Find every line with the word "none" and give their count, nothing else.

============================================================

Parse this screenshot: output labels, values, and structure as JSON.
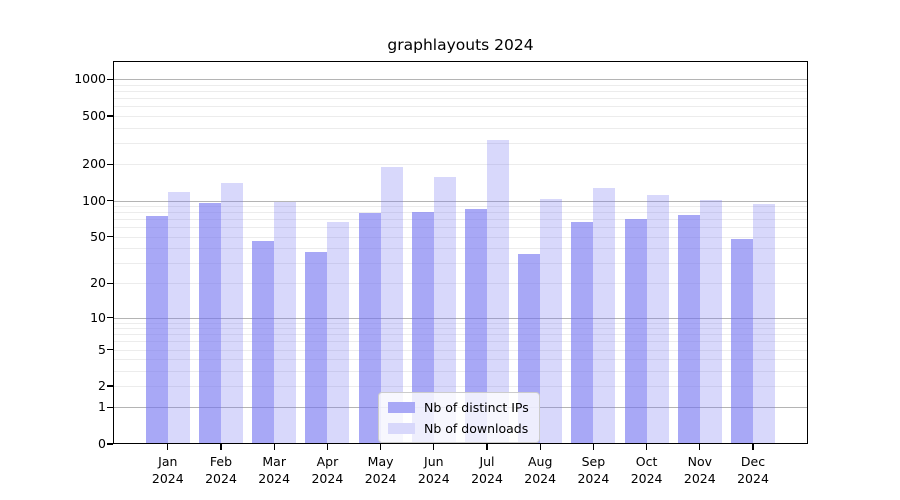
{
  "title": "graphlayouts 2024",
  "chart_data": {
    "type": "bar",
    "title": "graphlayouts 2024",
    "categories": [
      "Jan",
      "Feb",
      "Mar",
      "Apr",
      "May",
      "Jun",
      "Jul",
      "Aug",
      "Sep",
      "Oct",
      "Nov",
      "Dec"
    ],
    "year_label": "2024",
    "series": [
      {
        "name": "Nb of distinct IPs",
        "color": "rgba(115,115,240,0.62)",
        "legend_color": "#a8a8f6",
        "values": [
          74,
          96,
          46,
          37,
          78,
          80,
          85,
          36,
          66,
          70,
          76,
          48
        ]
      },
      {
        "name": "Nb of downloads",
        "color": "rgba(115,115,240,0.28)",
        "legend_color": "#d8d8fb",
        "values": [
          117,
          141,
          98,
          66,
          188,
          156,
          320,
          103,
          126,
          111,
          101,
          93
        ]
      }
    ],
    "yscale": "log1p",
    "ylim": [
      0,
      1450
    ],
    "y_ticks": [
      0,
      1,
      2,
      5,
      10,
      20,
      50,
      100,
      200,
      500,
      1000
    ],
    "major_gridlines": [
      1,
      10,
      100,
      1000
    ],
    "grid": true,
    "legend_position": "lower center",
    "colors": {
      "major_grid": "#b4b4b4",
      "minor_grid": "#ececec",
      "spine": "#000000",
      "background": "#ffffff"
    }
  }
}
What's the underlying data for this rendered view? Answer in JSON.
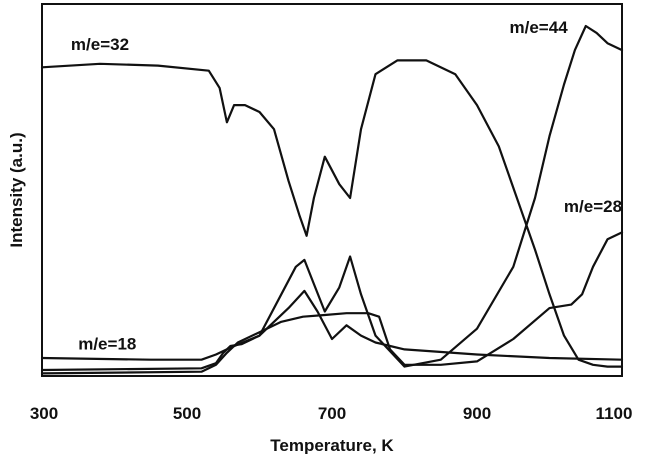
{
  "chart_data": {
    "type": "line",
    "xlabel": "Temperature, K",
    "ylabel": "Intensity (a.u.)",
    "xlim": [
      300,
      1100
    ],
    "ylim": [
      0,
      100
    ],
    "xticks": [
      300,
      500,
      700,
      900,
      1100
    ],
    "grid": false,
    "legend": "none",
    "series": [
      {
        "name": "m/e=32",
        "x": [
          300,
          380,
          460,
          530,
          545,
          555,
          565,
          580,
          600,
          620,
          640,
          655,
          665,
          675,
          690,
          710,
          725,
          740,
          760,
          790,
          830,
          870,
          900,
          930,
          955,
          980,
          1000,
          1020,
          1040,
          1060,
          1080,
          1100
        ],
        "y": [
          88,
          89,
          88.5,
          87,
          82,
          72,
          77,
          77,
          75,
          70,
          55,
          45,
          39,
          50,
          62,
          54,
          50,
          70,
          86,
          90,
          90,
          86,
          77,
          65,
          50,
          35,
          22,
          10,
          3,
          1.5,
          1,
          1
        ]
      },
      {
        "name": "m/e=44",
        "x": [
          300,
          520,
          540,
          550,
          560,
          575,
          600,
          630,
          650,
          662,
          675,
          690,
          710,
          725,
          740,
          760,
          800,
          850,
          900,
          950,
          980,
          1000,
          1020,
          1035,
          1050,
          1065,
          1080,
          1100
        ],
        "y": [
          0,
          0.5,
          2,
          5,
          7,
          7.5,
          10,
          22,
          30,
          32,
          25,
          17,
          24,
          33,
          22,
          10,
          1,
          3,
          12,
          30,
          50,
          68,
          83,
          93,
          100,
          98,
          95,
          93
        ]
      },
      {
        "name": "m/e=28",
        "x": [
          300,
          520,
          540,
          555,
          570,
          600,
          630,
          660,
          690,
          720,
          750,
          765,
          780,
          800,
          850,
          900,
          950,
          1000,
          1030,
          1045,
          1060,
          1080,
          1100
        ],
        "y": [
          -1,
          -0.5,
          1.5,
          5,
          8,
          11,
          14,
          15.5,
          16,
          16.5,
          16.5,
          15.5,
          6,
          1.5,
          1.5,
          2.5,
          9,
          18,
          19,
          22,
          30,
          38,
          40
        ]
      },
      {
        "name": "m/e=18",
        "x": [
          300,
          450,
          520,
          540,
          560,
          600,
          640,
          662,
          680,
          700,
          720,
          740,
          760,
          800,
          900,
          1000,
          1100
        ],
        "y": [
          3.5,
          3,
          3,
          4.5,
          6.5,
          10,
          18,
          23,
          17,
          9,
          13,
          10,
          8,
          6,
          4.5,
          3.5,
          3
        ]
      }
    ],
    "annotations": [
      {
        "text": "m/e=32",
        "x": 380,
        "y": 93
      },
      {
        "text": "m/e=44",
        "x": 985,
        "y": 98
      },
      {
        "text": "m/e=28",
        "x": 1060,
        "y": 46
      },
      {
        "text": "m/e=18",
        "x": 390,
        "y": 6
      }
    ]
  }
}
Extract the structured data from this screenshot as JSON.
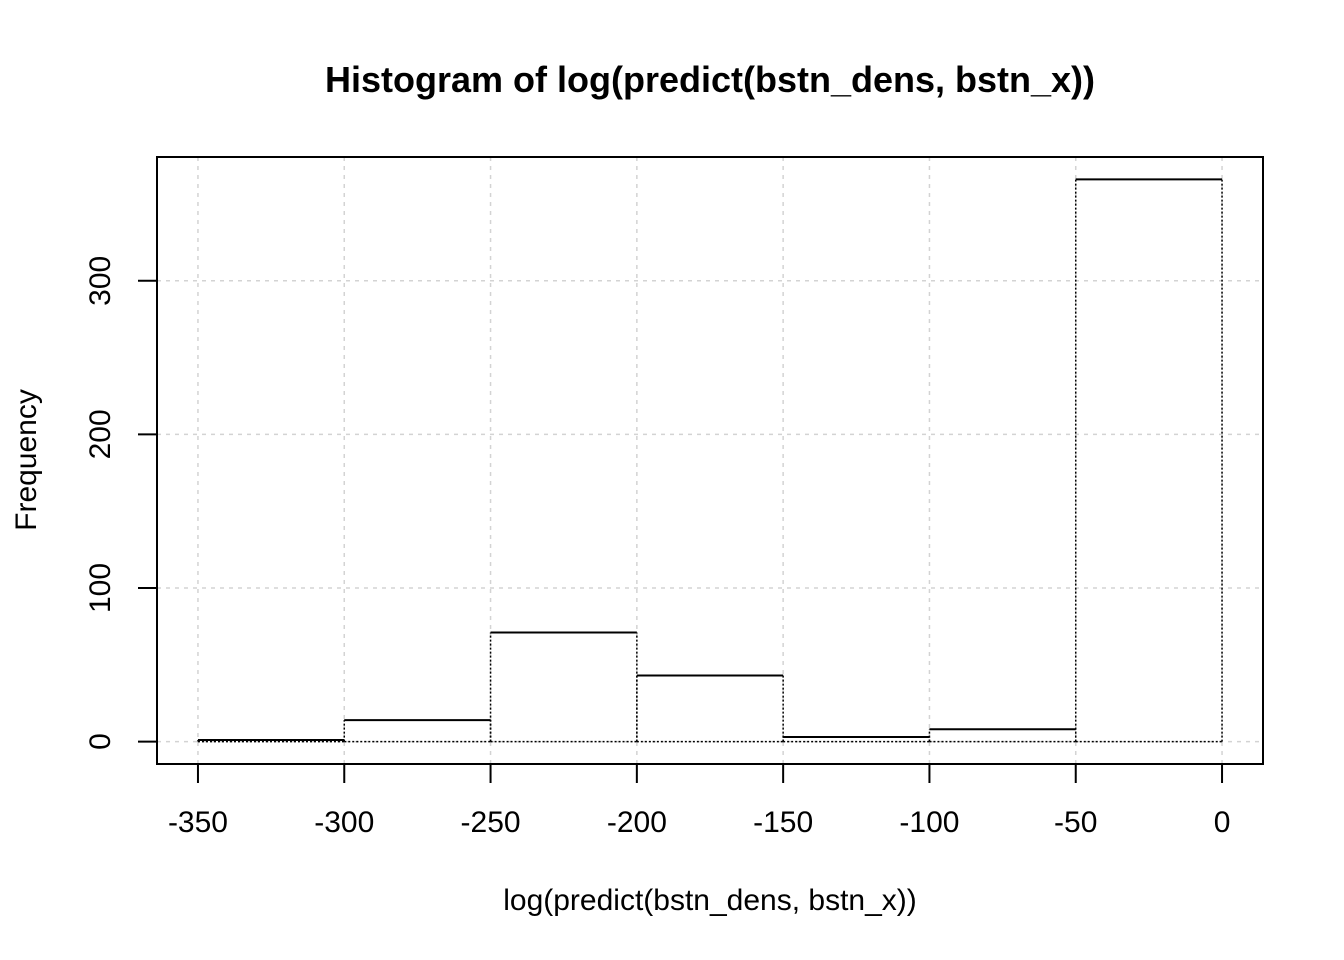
{
  "chart_data": {
    "type": "bar",
    "title": "Histogram of log(predict(bstn_dens, bstn_x))",
    "xlabel": "log(predict(bstn_dens, bstn_x))",
    "ylabel": "Frequency",
    "bins": [
      {
        "x0": -350,
        "x1": -300,
        "count": 1
      },
      {
        "x0": -300,
        "x1": -250,
        "count": 14
      },
      {
        "x0": -250,
        "x1": -200,
        "count": 71
      },
      {
        "x0": -200,
        "x1": -150,
        "count": 43
      },
      {
        "x0": -150,
        "x1": -100,
        "count": 3
      },
      {
        "x0": -100,
        "x1": -50,
        "count": 8
      },
      {
        "x0": -50,
        "x1": 0,
        "count": 366
      }
    ],
    "xlim": [
      -364,
      14
    ],
    "ylim": [
      -14.6,
      380.6
    ],
    "xticks": [
      -350,
      -300,
      -250,
      -200,
      -150,
      -100,
      -50,
      0
    ],
    "xtick_labels": [
      "-350",
      "-300",
      "-250",
      "-200",
      "-150",
      "-100",
      "-50",
      "0"
    ],
    "yticks": [
      0,
      100,
      200,
      300
    ],
    "ytick_labels": [
      "0",
      "100",
      "200",
      "300"
    ],
    "grid": true,
    "grid_color": "#d3d3d3",
    "bar_outline_color": "#000000",
    "bar_fill": "none"
  }
}
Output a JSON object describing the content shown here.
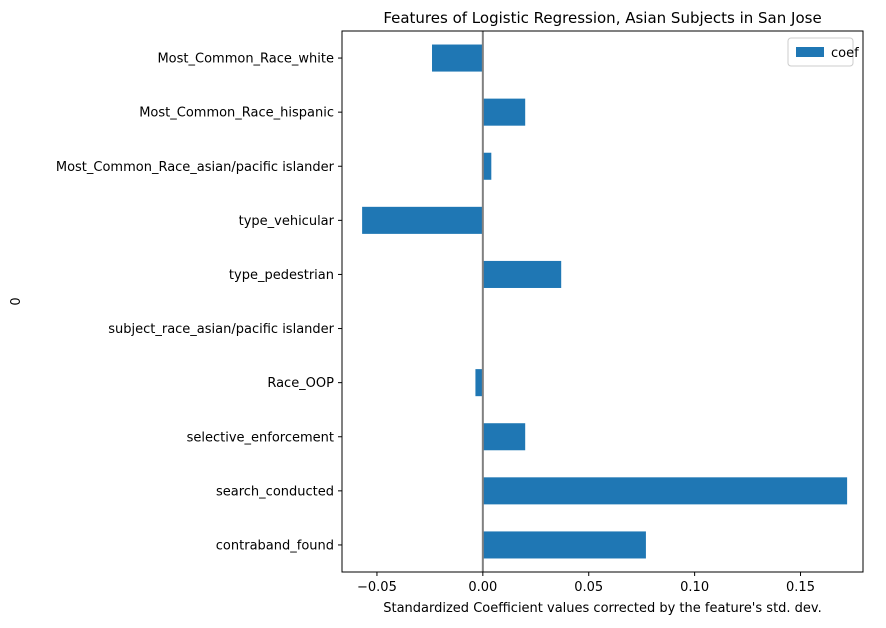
{
  "chart_data": {
    "type": "bar",
    "orientation": "horizontal",
    "title": "Features of Logistic Regression, Asian Subjects in San Jose",
    "xlabel": "Standardized Coefficient values corrected by the feature's std. dev.",
    "ylabel": "0",
    "xlim": [
      -0.0665,
      0.1795
    ],
    "xticks": [
      -0.05,
      0.0,
      0.05,
      0.1,
      0.15
    ],
    "xtick_labels": [
      "−0.05",
      "0.00",
      "0.05",
      "0.10",
      "0.15"
    ],
    "categories": [
      "Most_Common_Race_white",
      "Most_Common_Race_hispanic",
      "Most_Common_Race_asian/pacific islander",
      "type_vehicular",
      "type_pedestrian",
      "subject_race_asian/pacific islander",
      "Race_OOP",
      "selective_enforcement",
      "search_conducted",
      "contraband_found"
    ],
    "series": [
      {
        "name": "coef",
        "color": "#1f77b4",
        "values": [
          -0.024,
          0.02,
          0.004,
          -0.057,
          0.037,
          0.0,
          -0.0035,
          0.02,
          0.172,
          0.077
        ]
      }
    ],
    "zero_line": {
      "value": 0,
      "color": "#808080"
    },
    "legend": {
      "placement": "top-right",
      "entries": [
        "coef"
      ]
    },
    "grid": false
  }
}
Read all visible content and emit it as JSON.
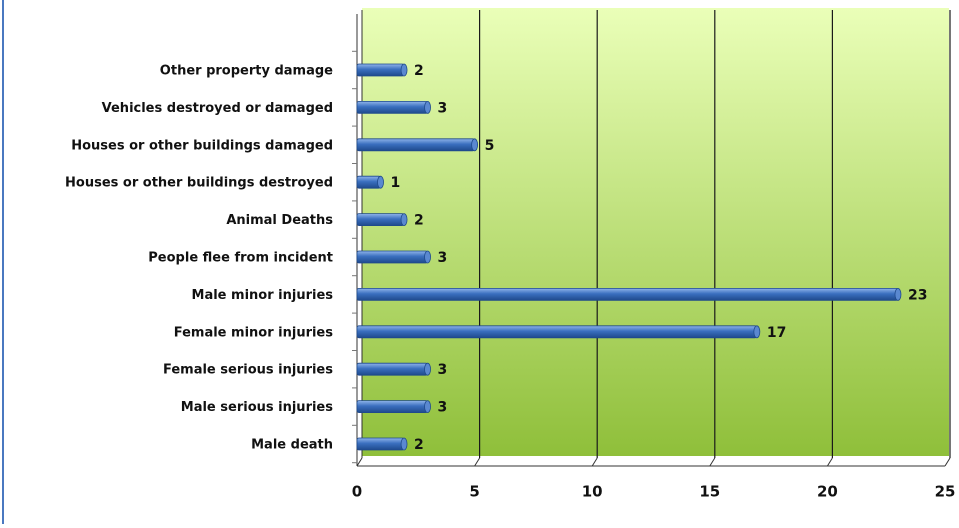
{
  "chart_data": {
    "type": "bar",
    "orientation": "horizontal",
    "categories": [
      "Other property damage",
      "Vehicles destroyed or damaged",
      "Houses or other buildings damaged",
      "Houses or other buildings destroyed",
      "Animal Deaths",
      "People flee from incident",
      "Male minor injuries",
      "Female minor injuries",
      "Female serious injuries",
      "Male serious injuries",
      "Male death"
    ],
    "values": [
      2,
      3,
      5,
      1,
      2,
      3,
      23,
      17,
      3,
      3,
      2
    ],
    "color": "#3a6fbf",
    "xlim": [
      0,
      25
    ],
    "xticks": [
      0,
      5,
      10,
      15,
      20,
      25
    ],
    "grid": true
  }
}
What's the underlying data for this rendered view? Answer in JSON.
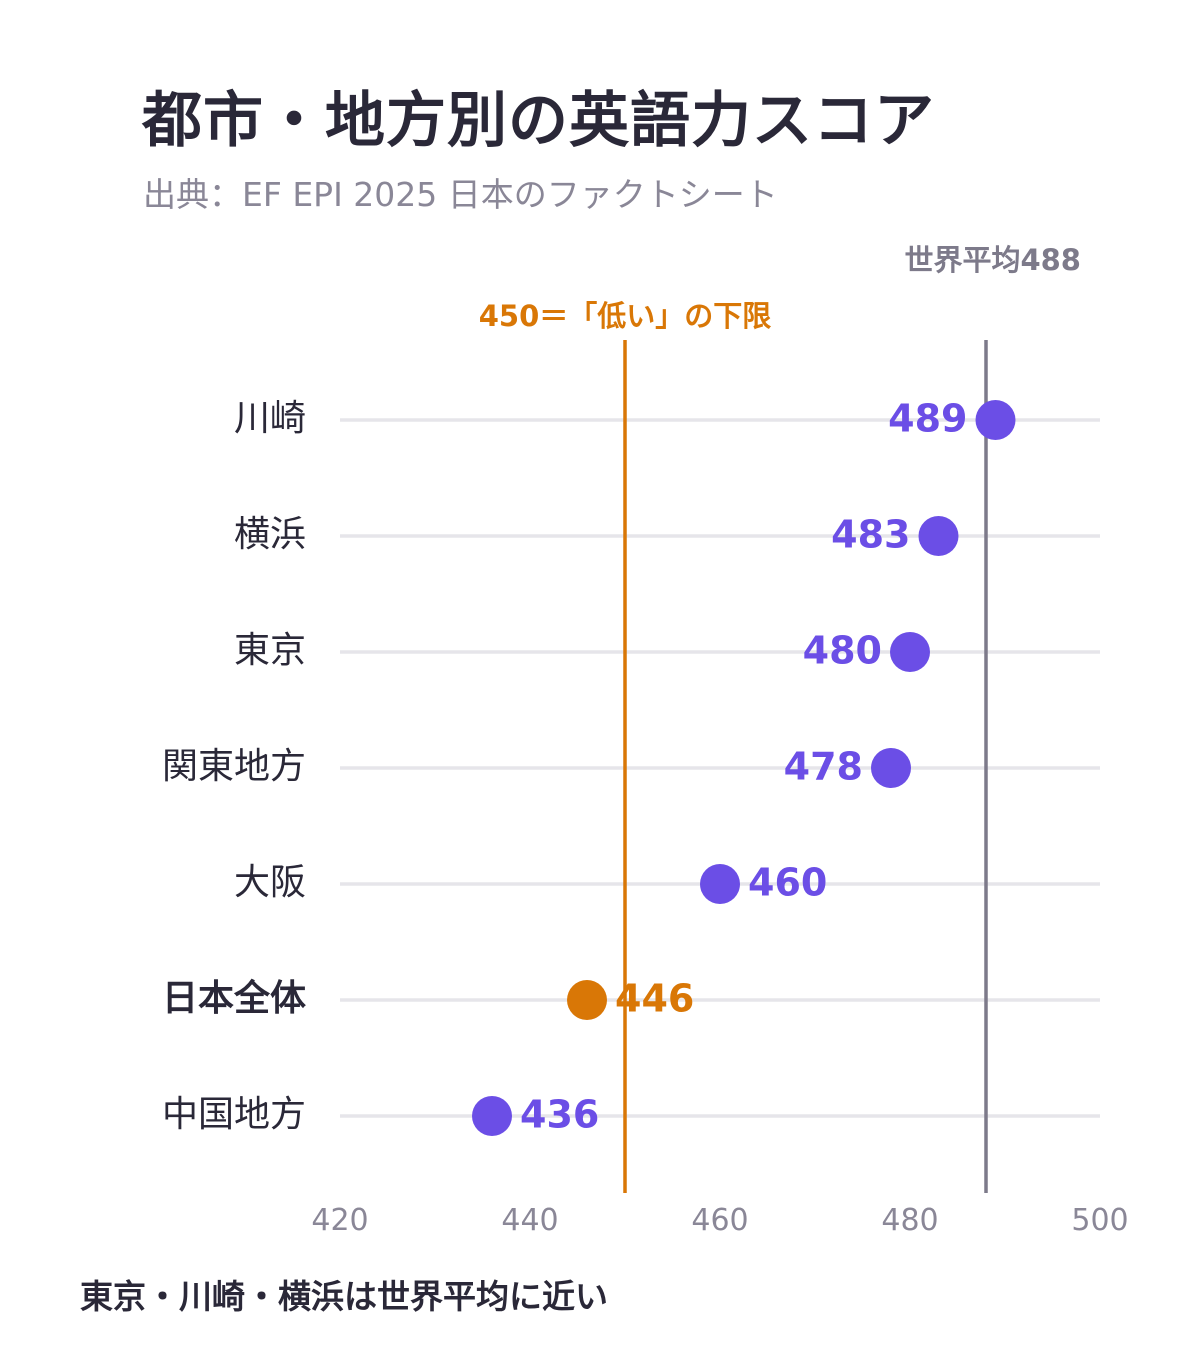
{
  "title": "都市・地方別の英語力スコア",
  "subtitle": "出典：EF EPI 2025 日本のファクトシート",
  "footnote": "東京・川崎・横浜は世界平均に近い",
  "colors": {
    "point": "#6b4ee6",
    "highlight": "#d97706",
    "reference_line": "#7d7a8a",
    "gridline": "#e6e5ea",
    "label_text": "#2a2838",
    "tick_text": "#8a8797"
  },
  "chart_data": {
    "type": "dot",
    "orientation": "horizontal",
    "categories": [
      "川崎",
      "横浜",
      "東京",
      "関東地方",
      "大阪",
      "日本全体",
      "中国地方"
    ],
    "values": [
      489,
      483,
      480,
      478,
      460,
      446,
      436
    ],
    "highlight_category": "日本全体",
    "xlim": [
      420,
      500
    ],
    "xticks": [
      420,
      440,
      460,
      480,
      500
    ],
    "reference_lines": [
      {
        "value": 450,
        "label": "450＝「低い」の下限",
        "color": "#d97706"
      },
      {
        "value": 488,
        "label": "世界平均488",
        "color": "#7d7a8a"
      }
    ],
    "grid": "horizontal-per-row",
    "legend": "none"
  }
}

============================================================

→ **Task solution**:
3